Extracted data entries:
┌──
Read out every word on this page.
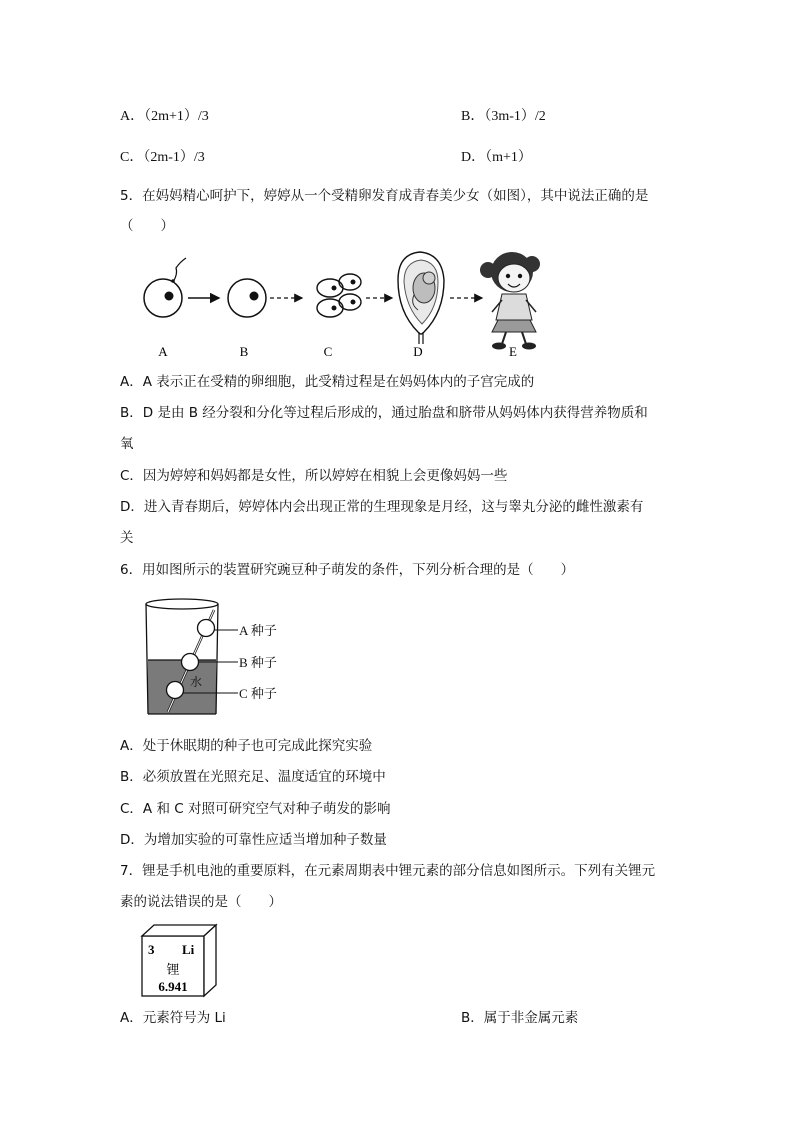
A．（2m+1）/3	B．（3m-1）/2
C．（2m-1）/3	D．（m+1）
5．在妈妈精心呵护下，婷婷从一个受精卵发育成青春美少女（如图），其中说法正确的是
（　　）
A	B	C	D	E
A．A 表示正在受精的卵细胞，此受精过程是在妈妈体内的子宫完成的
B．D 是由 B 经分裂和分化等过程后形成的，通过胎盘和脐带从妈妈体内获得营养物质和
氧
C．因为婷婷和妈妈都是女性，所以婷婷在相貌上会更像妈妈一些
D．进入青春期后，婷婷体内会出现正常的生理现象是月经，这与睾丸分泌的雌性激素有
关
6．用如图所示的装置研究豌豆种子萌发的条件，下列分析合理的是（　　）
水
A 种子
B 种子
C 种子
A．处于休眠期的种子也可完成此探究实验
B．必须放置在光照充足、温度适宜的环境中
C．A 和 C 对照可研究空气对种子萌发的影响
D．为增加实验的可靠性应适当增加种子数量
7．锂是手机电池的重要原料，在元素周期表中锂元素的部分信息如图所示。下列有关锂元
素的说法错误的是（　　）
3 Li
锂
6.941
A．元素符号为 Li	B．属于非金属元素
└──
In your copy, repeat each record exactly and include no pictures.

=== The reply ===
Read out every word on this page.
A．（2m+1）/3	B．（3m-1）/2
C．（2m-1）/3	D．（m+1）
5．在妈妈精心呵护下，婷婷从一个受精卵发育成青春美少女（如图），其中说法正确的是
（　　）
A	B	C	D	E
A．A 表示正在受精的卵细胞，此受精过程是在妈妈体内的子宫完成的
B．D 是由 B 经分裂和分化等过程后形成的，通过胎盘和脐带从妈妈体内获得营养物质和
氧
C．因为婷婷和妈妈都是女性，所以婷婷在相貌上会更像妈妈一些
D．进入青春期后，婷婷体内会出现正常的生理现象是月经，这与睾丸分泌的雌性激素有
关
6．用如图所示的装置研究豌豆种子萌发的条件，下列分析合理的是（　　）
水
A 种子
B 种子
C 种子
A．处于休眠期的种子也可完成此探究实验
B．必须放置在光照充足、温度适宜的环境中
C．A 和 C 对照可研究空气对种子萌发的影响
D．为增加实验的可靠性应适当增加种子数量
7．锂是手机电池的重要原料，在元素周期表中锂元素的部分信息如图所示。下列有关锂元
素的说法错误的是（　　）
3 Li
锂
6.941
A．元素符号为 Li	B．属于非金属元素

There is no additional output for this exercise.